**To do**
A: Retype the passage of the article about Henry Lyons's lawsuit against the National Baptist Convention, starting at "Judge Judith Bartnoff" and ending at "trial court level.".
B: Write what comes next in the article about Henry Lyons's lawsuit against the National Baptist Convention, picking up after its final sentence.

**Source document**
A former president of the National Baptist Convention, USA, Inc. has lost his lawsuit against the convention, months after overwhelmingly losing his attempt to regain the presidency. The lawsuit was dismissed by a Superior Court of the District of Columbia judge on May 13.
Henry Lyons, who led the NBC from 1994 to 1999 before resigning and serving four years in prison for racketeering and grand theft, ran unsuccessfully for the presidency at September’s NBC annual convention. Julius Scruggs, pastor of First Missionary Baptist Church in Huntsville, Ala. defeated Lyons by a margin of 4,108 to 924.
Lyons had sued the NBC just before the convention’s meeting to delay the presidential election. That lawsuit was dismissed and the election proceeded as planned. Lyons sued again in October, asking the election results be overturned. EthicsDaily.com broke both stories.
Judge Judith Bartnoff dismissed Lyons’ case with prejudice in a bench ruling May 13. Although Lyons could appeal, the ruling ends the case at the trial court level.

**Supplied records**
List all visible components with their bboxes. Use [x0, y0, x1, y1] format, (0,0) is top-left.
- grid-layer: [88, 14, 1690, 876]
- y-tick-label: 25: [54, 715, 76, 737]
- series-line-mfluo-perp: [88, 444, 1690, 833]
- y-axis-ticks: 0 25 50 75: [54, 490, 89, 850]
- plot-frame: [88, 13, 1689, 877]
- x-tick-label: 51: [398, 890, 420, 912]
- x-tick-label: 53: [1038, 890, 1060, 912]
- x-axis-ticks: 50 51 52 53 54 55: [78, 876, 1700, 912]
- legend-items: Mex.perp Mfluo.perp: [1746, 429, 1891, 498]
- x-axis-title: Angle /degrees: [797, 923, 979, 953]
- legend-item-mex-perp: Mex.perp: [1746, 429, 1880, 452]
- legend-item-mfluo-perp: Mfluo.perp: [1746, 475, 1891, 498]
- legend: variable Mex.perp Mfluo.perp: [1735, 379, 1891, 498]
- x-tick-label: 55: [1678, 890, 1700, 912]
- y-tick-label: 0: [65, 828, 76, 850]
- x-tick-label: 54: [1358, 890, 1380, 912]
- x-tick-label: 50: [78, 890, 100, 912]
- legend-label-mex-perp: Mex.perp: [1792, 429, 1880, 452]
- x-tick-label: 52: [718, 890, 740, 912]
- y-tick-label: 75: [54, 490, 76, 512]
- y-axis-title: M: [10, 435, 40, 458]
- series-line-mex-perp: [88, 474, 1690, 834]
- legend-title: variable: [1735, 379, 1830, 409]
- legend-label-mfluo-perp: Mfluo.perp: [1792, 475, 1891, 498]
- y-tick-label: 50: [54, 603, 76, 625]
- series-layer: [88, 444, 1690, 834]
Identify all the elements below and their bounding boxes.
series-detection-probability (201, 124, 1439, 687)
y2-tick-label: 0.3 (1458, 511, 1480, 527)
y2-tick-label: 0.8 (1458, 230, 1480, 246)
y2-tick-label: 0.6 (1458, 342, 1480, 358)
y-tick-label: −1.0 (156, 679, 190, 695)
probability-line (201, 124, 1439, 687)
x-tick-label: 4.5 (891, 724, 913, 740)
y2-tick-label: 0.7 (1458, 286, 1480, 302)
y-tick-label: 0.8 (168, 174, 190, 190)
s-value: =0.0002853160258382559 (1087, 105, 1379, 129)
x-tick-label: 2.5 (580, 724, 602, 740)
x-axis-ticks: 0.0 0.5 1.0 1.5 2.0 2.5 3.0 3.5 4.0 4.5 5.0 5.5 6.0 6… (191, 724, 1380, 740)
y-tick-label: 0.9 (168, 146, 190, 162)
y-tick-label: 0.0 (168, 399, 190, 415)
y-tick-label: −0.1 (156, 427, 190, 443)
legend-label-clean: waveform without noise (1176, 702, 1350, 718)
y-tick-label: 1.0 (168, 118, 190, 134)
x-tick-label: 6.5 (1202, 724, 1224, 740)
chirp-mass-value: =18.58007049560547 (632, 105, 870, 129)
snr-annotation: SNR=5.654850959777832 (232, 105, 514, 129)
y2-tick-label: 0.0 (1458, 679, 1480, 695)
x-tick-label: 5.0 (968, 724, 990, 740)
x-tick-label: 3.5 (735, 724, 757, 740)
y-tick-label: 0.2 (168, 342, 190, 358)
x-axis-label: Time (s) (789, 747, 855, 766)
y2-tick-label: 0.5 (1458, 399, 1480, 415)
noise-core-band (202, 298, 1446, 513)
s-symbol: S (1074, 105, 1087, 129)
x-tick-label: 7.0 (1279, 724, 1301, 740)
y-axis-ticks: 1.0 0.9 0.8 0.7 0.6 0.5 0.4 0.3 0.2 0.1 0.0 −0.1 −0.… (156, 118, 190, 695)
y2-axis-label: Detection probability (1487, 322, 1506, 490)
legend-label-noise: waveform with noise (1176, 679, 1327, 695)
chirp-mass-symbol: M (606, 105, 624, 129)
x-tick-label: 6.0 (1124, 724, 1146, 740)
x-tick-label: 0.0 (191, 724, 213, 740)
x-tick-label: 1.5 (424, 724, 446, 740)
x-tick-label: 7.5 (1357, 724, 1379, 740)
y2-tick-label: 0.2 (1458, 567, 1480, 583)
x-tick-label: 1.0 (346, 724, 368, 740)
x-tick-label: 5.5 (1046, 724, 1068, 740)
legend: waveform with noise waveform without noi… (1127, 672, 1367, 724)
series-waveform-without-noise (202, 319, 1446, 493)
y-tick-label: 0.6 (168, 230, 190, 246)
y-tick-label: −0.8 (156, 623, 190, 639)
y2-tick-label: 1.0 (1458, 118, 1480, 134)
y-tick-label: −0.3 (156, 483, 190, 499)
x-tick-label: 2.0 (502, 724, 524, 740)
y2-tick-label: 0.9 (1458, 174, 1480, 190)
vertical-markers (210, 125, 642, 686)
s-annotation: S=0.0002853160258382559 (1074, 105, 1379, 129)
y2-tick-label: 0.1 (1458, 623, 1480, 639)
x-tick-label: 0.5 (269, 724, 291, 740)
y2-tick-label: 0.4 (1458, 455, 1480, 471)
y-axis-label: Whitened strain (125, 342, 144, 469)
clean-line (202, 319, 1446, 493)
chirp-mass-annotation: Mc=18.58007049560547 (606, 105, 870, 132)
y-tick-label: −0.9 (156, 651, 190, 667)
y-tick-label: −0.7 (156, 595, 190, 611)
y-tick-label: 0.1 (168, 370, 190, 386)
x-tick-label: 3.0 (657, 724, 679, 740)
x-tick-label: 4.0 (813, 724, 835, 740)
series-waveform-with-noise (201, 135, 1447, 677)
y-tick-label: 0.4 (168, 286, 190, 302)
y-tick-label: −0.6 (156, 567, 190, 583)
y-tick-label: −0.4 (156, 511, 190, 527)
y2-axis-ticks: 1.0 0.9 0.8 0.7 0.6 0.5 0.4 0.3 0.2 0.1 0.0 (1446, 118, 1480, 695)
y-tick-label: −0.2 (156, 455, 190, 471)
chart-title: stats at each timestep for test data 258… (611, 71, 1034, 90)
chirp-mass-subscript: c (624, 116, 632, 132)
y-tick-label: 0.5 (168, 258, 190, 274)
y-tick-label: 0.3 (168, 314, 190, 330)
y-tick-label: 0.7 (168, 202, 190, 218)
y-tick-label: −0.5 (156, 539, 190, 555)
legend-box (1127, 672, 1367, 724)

**Responses for each task**
A:
Judge Judith Bartnoff dismissed Lyons’ case with prejudice in a bench ruling May 13. Although Lyons could appeal, the ruling ends the case at the trial court level.

B:
Mark Chopko, one of the NBC’s attorneys, said in an e-mail to EthicsDaily.com that the judge dismissed the case both on First Amendment grounds and on grounds established by the NBC’s governing documents.
“Judge Judith Bartnoff of DC Superior Court agreed with that argument ruling she lacked jurisdiction to hear this case,” said Chopko, who also teaches church-state law at Georgetown University Law Center. “First, she said from the bench the law is clear that a civil court may not become involved in the internal affairs of a church or religious society. But even more significant, second, this particular religious society’s Constitution provides that, under no circumstances, may a faithful member take a membership dispute into the civil courts.”
Danielle Banks, the NBC’s lead council in the case, explained in a phone interview with EthicsDaily.com that the First Amendment issue was significant because the government cannot interfere with the internal governance of a church. She said the judge agreed that the NBC’s president is an “ecclesiastical position” and thus the denomination has the right to decide how that religious leader is selected.
Banks added that in addition to the First Amendment grounds, the NBC’s constitution is “very clear” in the process allowed to resolve complaints about the election process. By suing in civil courts, Lyons was violating the rules he had already agreed upon when he chose to participate in the election.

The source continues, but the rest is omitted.